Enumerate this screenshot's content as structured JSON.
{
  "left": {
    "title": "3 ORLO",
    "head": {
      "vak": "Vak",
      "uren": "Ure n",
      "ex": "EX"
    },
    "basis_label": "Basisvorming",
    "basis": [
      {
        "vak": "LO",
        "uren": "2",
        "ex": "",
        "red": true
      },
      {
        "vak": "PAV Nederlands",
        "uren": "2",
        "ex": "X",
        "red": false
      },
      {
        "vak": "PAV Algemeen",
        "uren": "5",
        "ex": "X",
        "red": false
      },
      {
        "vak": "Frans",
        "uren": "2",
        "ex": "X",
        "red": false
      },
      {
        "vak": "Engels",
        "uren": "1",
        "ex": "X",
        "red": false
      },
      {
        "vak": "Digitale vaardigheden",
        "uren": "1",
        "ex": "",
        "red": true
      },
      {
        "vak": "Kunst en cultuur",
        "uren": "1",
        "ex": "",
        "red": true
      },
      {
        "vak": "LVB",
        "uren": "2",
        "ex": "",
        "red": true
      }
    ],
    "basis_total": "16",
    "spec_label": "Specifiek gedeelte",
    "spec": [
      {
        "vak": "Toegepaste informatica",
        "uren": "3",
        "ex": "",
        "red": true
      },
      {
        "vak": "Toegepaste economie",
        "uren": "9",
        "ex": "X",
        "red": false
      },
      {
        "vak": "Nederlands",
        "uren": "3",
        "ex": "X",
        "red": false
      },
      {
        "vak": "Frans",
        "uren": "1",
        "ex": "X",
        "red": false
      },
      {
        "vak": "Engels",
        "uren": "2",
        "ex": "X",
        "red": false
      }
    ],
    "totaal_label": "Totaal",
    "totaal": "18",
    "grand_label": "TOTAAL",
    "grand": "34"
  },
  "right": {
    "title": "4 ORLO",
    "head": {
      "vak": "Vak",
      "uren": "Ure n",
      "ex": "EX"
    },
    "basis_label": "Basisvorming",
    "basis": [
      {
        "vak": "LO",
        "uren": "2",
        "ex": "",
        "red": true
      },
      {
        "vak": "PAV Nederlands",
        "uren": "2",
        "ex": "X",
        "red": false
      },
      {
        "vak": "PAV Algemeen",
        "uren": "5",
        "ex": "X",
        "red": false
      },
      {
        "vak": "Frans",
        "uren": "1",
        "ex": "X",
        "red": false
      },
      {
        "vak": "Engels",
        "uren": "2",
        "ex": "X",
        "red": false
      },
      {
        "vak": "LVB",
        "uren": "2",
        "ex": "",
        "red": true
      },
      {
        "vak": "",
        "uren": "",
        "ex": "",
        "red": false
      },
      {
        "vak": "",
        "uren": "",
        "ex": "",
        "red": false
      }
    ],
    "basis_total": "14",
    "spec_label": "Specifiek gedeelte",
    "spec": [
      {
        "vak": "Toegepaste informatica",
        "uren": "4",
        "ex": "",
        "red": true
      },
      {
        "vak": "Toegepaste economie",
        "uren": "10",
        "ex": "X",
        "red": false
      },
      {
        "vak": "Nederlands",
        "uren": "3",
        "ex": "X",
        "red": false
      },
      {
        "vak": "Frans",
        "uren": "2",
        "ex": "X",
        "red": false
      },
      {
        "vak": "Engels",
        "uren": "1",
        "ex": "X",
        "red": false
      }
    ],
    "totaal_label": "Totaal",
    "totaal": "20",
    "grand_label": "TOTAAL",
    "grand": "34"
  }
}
+ + +
| Exercise requirements |
Quote each line above in full, word for word.

| The solution |
Enumerate this screenshot's content as structured JSON.
{
  "left": {
    "title": "3 ORLO",
    "head": {
      "vak": "Vak",
      "uren": "Ure n",
      "ex": "EX"
    },
    "basis_label": "Basisvorming",
    "basis": [
      {
        "vak": "LO",
        "uren": "2",
        "ex": "",
        "red": true
      },
      {
        "vak": "PAV Nederlands",
        "uren": "2",
        "ex": "X",
        "red": false
      },
      {
        "vak": "PAV Algemeen",
        "uren": "5",
        "ex": "X",
        "red": false
      },
      {
        "vak": "Frans",
        "uren": "2",
        "ex": "X",
        "red": false
      },
      {
        "vak": "Engels",
        "uren": "1",
        "ex": "X",
        "red": false
      },
      {
        "vak": "Digitale vaardigheden",
        "uren": "1",
        "ex": "",
        "red": true
      },
      {
        "vak": "Kunst en cultuur",
        "uren": "1",
        "ex": "",
        "red": true
      },
      {
        "vak": "LVB",
        "uren": "2",
        "ex": "",
        "red": true
      }
    ],
    "basis_total": "16",
    "spec_label": "Specifiek gedeelte",
    "spec": [
      {
        "vak": "Toegepaste informatica",
        "uren": "3",
        "ex": "",
        "red": true
      },
      {
        "vak": "Toegepaste economie",
        "uren": "9",
        "ex": "X",
        "red": false
      },
      {
        "vak": "Nederlands",
        "uren": "3",
        "ex": "X",
        "red": false
      },
      {
        "vak": "Frans",
        "uren": "1",
        "ex": "X",
        "red": false
      },
      {
        "vak": "Engels",
        "uren": "2",
        "ex": "X",
        "red": false
      }
    ],
    "totaal_label": "Totaal",
    "totaal": "18",
    "grand_label": "TOTAAL",
    "grand": "34"
  },
  "right": {
    "title": "4 ORLO",
    "head": {
      "vak": "Vak",
      "uren": "Ure n",
      "ex": "EX"
    },
    "basis_label": "Basisvorming",
    "basis": [
      {
        "vak": "LO",
        "uren": "2",
        "ex": "",
        "red": true
      },
      {
        "vak": "PAV Nederlands",
        "uren": "2",
        "ex": "X",
        "red": false
      },
      {
        "vak": "PAV Algemeen",
        "uren": "5",
        "ex": "X",
        "red": false
      },
      {
        "vak": "Frans",
        "uren": "1",
        "ex": "X",
        "red": false
      },
      {
        "vak": "Engels",
        "uren": "2",
        "ex": "X",
        "red": false
      },
      {
        "vak": "LVB",
        "uren": "2",
        "ex": "",
        "red": true
      },
      {
        "vak": "",
        "uren": "",
        "ex": "",
        "red": false
      },
      {
        "vak": "",
        "uren": "",
        "ex": "",
        "red": false
      }
    ],
    "basis_total": "14",
    "spec_label": "Specifiek gedeelte",
    "spec": [
      {
        "vak": "Toegepaste informatica",
        "uren": "4",
        "ex": "",
        "red": true
      },
      {
        "vak": "Toegepaste economie",
        "uren": "10",
        "ex": "X",
        "red": false
      },
      {
        "vak": "Nederlands",
        "uren": "3",
        "ex": "X",
        "red": false
      },
      {
        "vak": "Frans",
        "uren": "2",
        "ex": "X",
        "red": false
      },
      {
        "vak": "Engels",
        "uren": "1",
        "ex": "X",
        "red": false
      }
    ],
    "totaal_label": "Totaal",
    "totaal": "20",
    "grand_label": "TOTAAL",
    "grand": "34"
  }
}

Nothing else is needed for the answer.